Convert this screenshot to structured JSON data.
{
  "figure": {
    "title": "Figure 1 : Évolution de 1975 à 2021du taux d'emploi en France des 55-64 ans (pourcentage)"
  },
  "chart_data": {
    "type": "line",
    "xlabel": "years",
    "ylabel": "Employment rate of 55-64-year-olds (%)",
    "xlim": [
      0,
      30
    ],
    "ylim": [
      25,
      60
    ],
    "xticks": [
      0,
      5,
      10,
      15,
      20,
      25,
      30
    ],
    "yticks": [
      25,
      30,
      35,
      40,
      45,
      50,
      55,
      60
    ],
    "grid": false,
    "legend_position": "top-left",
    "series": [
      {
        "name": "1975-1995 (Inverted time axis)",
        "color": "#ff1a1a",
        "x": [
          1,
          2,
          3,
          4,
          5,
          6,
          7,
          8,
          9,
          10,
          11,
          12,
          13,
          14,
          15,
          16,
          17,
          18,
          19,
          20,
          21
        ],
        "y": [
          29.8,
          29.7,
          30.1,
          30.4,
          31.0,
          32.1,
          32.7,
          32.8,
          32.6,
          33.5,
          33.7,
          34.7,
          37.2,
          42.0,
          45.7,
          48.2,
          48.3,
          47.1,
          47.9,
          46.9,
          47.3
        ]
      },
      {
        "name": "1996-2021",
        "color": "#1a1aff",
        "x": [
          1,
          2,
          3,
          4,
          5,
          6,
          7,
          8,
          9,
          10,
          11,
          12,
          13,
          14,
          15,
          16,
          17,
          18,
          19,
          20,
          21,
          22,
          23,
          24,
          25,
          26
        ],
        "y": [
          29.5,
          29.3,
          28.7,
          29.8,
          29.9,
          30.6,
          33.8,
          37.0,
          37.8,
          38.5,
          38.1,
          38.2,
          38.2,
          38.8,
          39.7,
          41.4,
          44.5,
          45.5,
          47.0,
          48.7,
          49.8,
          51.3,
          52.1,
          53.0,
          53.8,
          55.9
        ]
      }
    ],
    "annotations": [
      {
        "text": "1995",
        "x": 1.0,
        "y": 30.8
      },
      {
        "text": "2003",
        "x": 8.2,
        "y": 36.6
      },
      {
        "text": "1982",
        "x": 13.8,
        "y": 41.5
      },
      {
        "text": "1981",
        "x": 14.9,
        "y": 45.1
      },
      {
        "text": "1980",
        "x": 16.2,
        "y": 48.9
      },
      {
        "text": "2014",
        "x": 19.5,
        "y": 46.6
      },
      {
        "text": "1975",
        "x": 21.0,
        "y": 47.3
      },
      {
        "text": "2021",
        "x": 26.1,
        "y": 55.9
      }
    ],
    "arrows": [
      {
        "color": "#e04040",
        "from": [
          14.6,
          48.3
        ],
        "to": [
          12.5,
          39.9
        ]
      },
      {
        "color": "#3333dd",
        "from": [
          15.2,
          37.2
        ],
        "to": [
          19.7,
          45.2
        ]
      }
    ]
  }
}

__TASK STATEMENT__. Give back the whole listing, word for word.

__PROBLEM SOLUTION__.
Convert this screenshot to structured JSON data.
{
  "figure": {
    "title": "Figure 1 : Évolution de 1975 à 2021du taux d'emploi en France des 55-64 ans (pourcentage)"
  },
  "chart_data": {
    "type": "line",
    "xlabel": "years",
    "ylabel": "Employment rate of 55-64-year-olds (%)",
    "xlim": [
      0,
      30
    ],
    "ylim": [
      25,
      60
    ],
    "xticks": [
      0,
      5,
      10,
      15,
      20,
      25,
      30
    ],
    "yticks": [
      25,
      30,
      35,
      40,
      45,
      50,
      55,
      60
    ],
    "grid": false,
    "legend_position": "top-left",
    "series": [
      {
        "name": "1975-1995 (Inverted time axis)",
        "color": "#ff1a1a",
        "x": [
          1,
          2,
          3,
          4,
          5,
          6,
          7,
          8,
          9,
          10,
          11,
          12,
          13,
          14,
          15,
          16,
          17,
          18,
          19,
          20,
          21
        ],
        "y": [
          29.8,
          29.7,
          30.1,
          30.4,
          31.0,
          32.1,
          32.7,
          32.8,
          32.6,
          33.5,
          33.7,
          34.7,
          37.2,
          42.0,
          45.7,
          48.2,
          48.3,
          47.1,
          47.9,
          46.9,
          47.3
        ]
      },
      {
        "name": "1996-2021",
        "color": "#1a1aff",
        "x": [
          1,
          2,
          3,
          4,
          5,
          6,
          7,
          8,
          9,
          10,
          11,
          12,
          13,
          14,
          15,
          16,
          17,
          18,
          19,
          20,
          21,
          22,
          23,
          24,
          25,
          26
        ],
        "y": [
          29.5,
          29.3,
          28.7,
          29.8,
          29.9,
          30.6,
          33.8,
          37.0,
          37.8,
          38.5,
          38.1,
          38.2,
          38.2,
          38.8,
          39.7,
          41.4,
          44.5,
          45.5,
          47.0,
          48.7,
          49.8,
          51.3,
          52.1,
          53.0,
          53.8,
          55.9
        ]
      }
    ],
    "annotations": [
      {
        "text": "1995",
        "x": 1.0,
        "y": 30.8
      },
      {
        "text": "2003",
        "x": 8.2,
        "y": 36.6
      },
      {
        "text": "1982",
        "x": 13.8,
        "y": 41.5
      },
      {
        "text": "1981",
        "x": 14.9,
        "y": 45.1
      },
      {
        "text": "1980",
        "x": 16.2,
        "y": 48.9
      },
      {
        "text": "2014",
        "x": 19.5,
        "y": 46.6
      },
      {
        "text": "1975",
        "x": 21.0,
        "y": 47.3
      },
      {
        "text": "2021",
        "x": 26.1,
        "y": 55.9
      }
    ],
    "arrows": [
      {
        "color": "#e04040",
        "from": [
          14.6,
          48.3
        ],
        "to": [
          12.5,
          39.9
        ]
      },
      {
        "color": "#3333dd",
        "from": [
          15.2,
          37.2
        ],
        "to": [
          19.7,
          45.2
        ]
      }
    ]
  }
}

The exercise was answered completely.